WHAT IS BEING ASKED » Go through the lines below and copy each one that holds the string "Setup".

INPUT MATERIAL »
=======
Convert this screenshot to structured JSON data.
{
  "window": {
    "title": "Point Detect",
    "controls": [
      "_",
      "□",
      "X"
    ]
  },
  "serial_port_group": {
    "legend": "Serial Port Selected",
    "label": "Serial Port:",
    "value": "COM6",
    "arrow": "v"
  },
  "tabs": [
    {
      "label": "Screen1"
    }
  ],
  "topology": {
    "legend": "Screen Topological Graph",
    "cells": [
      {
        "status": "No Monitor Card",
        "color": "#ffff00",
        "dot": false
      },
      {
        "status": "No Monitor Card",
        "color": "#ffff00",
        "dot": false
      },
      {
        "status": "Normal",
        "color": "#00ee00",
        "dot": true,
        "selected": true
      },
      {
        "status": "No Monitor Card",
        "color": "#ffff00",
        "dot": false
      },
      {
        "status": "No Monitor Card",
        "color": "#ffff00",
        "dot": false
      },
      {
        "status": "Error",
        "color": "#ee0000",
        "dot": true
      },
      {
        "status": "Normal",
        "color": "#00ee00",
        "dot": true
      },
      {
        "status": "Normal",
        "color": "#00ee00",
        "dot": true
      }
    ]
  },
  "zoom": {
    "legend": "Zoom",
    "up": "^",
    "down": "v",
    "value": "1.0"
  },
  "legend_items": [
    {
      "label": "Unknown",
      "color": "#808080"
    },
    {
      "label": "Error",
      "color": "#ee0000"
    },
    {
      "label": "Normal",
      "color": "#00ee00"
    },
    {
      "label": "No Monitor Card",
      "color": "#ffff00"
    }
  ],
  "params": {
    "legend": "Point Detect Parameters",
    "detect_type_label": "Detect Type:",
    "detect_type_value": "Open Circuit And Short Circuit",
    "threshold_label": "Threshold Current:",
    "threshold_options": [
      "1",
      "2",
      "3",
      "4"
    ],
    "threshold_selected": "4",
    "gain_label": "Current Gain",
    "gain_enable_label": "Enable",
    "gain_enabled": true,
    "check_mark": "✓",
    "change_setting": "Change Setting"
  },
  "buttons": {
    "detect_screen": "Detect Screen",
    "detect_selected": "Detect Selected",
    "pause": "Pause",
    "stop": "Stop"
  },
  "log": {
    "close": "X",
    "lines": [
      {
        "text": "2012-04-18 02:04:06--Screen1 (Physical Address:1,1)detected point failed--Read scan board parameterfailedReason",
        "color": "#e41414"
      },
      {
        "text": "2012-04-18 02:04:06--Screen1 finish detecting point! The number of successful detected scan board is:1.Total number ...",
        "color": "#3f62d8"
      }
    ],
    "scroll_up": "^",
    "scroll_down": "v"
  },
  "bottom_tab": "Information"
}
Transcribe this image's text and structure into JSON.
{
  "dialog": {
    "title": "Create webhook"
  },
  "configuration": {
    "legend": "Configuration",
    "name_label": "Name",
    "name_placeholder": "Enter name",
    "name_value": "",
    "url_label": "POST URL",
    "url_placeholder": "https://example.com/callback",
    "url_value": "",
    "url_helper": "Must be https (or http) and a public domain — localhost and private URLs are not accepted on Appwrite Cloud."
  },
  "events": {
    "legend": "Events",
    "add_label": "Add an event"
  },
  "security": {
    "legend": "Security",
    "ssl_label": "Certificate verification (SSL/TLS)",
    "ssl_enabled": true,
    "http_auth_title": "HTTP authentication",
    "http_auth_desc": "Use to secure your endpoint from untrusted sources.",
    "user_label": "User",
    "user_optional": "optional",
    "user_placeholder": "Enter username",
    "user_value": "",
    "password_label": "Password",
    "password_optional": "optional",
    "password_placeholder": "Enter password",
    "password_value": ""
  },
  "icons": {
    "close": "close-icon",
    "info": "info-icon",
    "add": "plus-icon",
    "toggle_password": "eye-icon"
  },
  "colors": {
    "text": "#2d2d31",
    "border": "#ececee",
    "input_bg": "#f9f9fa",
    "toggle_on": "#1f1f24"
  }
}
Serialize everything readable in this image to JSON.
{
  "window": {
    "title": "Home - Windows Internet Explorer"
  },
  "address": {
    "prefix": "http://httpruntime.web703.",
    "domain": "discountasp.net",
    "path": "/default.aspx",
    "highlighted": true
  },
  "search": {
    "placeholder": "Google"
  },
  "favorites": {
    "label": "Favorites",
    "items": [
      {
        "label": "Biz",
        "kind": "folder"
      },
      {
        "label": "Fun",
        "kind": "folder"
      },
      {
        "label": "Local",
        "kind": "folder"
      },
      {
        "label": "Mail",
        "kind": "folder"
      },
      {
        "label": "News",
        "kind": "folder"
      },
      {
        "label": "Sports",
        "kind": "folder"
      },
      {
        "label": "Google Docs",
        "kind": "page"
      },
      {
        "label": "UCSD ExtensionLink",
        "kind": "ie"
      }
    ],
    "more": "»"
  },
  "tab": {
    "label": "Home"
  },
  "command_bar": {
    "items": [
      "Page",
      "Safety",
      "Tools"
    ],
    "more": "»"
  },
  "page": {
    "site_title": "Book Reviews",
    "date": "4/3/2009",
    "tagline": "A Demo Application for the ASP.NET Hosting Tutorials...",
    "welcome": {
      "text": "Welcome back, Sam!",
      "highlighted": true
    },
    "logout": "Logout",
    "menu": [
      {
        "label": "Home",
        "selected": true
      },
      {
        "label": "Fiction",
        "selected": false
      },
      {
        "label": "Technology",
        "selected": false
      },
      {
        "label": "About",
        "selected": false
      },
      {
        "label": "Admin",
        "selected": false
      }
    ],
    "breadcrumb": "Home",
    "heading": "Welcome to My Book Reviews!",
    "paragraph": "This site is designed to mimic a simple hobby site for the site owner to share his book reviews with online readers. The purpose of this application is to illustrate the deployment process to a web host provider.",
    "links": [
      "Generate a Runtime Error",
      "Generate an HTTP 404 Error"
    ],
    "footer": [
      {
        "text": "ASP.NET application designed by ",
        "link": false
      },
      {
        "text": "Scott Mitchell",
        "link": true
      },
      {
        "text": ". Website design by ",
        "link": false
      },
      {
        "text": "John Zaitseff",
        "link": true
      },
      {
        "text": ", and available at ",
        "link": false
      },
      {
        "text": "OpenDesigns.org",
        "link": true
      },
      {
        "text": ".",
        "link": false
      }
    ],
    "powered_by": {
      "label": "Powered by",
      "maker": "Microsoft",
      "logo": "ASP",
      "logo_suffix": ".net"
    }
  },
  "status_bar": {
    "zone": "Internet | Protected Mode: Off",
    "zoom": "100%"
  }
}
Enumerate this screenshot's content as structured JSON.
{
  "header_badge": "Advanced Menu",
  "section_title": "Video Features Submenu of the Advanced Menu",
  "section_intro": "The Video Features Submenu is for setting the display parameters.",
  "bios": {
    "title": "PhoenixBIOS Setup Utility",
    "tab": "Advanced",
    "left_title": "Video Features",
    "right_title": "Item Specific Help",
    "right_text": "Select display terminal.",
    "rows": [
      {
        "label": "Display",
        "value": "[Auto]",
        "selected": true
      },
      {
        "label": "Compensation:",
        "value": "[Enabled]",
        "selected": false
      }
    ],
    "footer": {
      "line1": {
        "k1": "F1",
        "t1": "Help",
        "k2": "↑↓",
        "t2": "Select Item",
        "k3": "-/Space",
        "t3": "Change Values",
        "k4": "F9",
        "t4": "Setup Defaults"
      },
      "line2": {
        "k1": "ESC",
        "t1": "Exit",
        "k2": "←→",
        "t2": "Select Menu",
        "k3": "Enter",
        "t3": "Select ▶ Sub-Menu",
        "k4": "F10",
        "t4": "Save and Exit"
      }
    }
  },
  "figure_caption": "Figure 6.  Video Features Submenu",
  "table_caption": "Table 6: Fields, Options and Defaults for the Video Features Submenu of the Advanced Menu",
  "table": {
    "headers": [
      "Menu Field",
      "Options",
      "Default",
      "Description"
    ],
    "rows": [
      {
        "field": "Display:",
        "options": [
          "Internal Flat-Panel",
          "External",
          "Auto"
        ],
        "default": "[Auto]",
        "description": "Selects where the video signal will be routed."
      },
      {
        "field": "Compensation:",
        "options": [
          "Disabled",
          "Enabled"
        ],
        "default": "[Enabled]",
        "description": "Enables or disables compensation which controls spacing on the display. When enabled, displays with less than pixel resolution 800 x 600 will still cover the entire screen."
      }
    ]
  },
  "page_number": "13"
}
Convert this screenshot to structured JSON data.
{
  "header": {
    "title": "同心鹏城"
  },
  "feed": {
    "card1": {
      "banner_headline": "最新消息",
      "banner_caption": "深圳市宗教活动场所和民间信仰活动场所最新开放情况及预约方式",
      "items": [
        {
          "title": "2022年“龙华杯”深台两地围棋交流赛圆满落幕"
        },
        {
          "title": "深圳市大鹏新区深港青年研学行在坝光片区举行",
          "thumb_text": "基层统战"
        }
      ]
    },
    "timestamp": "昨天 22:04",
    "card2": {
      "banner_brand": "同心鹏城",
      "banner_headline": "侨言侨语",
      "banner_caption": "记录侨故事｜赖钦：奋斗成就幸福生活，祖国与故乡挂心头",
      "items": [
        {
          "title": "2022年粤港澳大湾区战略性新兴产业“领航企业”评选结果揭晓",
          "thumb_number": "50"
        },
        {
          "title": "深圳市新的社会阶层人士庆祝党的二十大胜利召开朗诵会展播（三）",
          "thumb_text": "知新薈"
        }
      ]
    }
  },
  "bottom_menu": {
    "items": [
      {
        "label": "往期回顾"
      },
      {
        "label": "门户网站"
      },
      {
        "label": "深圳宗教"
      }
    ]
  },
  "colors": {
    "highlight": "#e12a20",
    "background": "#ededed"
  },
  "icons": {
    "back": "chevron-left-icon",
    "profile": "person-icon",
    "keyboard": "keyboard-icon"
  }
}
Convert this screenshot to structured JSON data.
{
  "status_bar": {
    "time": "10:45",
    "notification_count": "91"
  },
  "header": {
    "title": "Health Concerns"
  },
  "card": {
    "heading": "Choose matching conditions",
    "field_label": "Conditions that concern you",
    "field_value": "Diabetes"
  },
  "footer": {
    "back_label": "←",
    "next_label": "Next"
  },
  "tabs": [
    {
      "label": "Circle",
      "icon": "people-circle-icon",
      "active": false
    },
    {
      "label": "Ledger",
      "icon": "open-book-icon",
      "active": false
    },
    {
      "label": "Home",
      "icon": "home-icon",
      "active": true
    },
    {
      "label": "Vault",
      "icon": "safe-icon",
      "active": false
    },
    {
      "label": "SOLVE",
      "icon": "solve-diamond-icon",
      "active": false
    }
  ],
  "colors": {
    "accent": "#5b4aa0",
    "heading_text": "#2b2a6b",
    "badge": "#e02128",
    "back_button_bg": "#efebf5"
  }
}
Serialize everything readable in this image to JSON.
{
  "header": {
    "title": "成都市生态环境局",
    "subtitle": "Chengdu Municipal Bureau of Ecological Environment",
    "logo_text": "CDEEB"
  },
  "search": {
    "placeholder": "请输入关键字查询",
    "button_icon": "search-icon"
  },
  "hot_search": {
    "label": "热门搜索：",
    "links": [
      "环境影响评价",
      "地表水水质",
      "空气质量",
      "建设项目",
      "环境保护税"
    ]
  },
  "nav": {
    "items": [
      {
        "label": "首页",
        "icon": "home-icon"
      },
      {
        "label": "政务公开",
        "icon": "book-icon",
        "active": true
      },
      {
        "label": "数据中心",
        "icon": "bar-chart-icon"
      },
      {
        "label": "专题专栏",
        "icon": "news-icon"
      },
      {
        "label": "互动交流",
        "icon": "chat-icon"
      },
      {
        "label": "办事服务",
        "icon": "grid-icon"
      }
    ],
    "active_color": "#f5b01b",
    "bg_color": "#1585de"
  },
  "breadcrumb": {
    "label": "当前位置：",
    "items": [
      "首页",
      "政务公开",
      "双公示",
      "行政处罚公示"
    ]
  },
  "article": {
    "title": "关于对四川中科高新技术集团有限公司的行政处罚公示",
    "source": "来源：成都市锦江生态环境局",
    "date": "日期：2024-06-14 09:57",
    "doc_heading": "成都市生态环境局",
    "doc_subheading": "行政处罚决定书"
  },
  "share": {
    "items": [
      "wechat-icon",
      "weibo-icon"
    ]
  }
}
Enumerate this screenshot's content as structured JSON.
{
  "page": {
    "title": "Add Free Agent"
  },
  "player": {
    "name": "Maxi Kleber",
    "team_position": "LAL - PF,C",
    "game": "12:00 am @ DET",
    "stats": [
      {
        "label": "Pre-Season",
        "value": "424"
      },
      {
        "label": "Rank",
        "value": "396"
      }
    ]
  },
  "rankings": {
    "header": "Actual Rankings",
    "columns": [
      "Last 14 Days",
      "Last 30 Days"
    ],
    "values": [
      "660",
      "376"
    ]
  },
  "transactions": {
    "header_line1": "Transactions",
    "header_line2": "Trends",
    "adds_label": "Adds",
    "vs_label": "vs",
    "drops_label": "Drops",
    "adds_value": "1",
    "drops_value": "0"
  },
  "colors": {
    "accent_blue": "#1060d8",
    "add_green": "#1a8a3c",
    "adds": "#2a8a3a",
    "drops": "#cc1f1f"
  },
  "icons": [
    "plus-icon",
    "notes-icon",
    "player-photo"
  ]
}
=======
FINISHED TASK »
    "title": "PhoenixBIOS Setup Utility",
        "t4": "Setup Defaults"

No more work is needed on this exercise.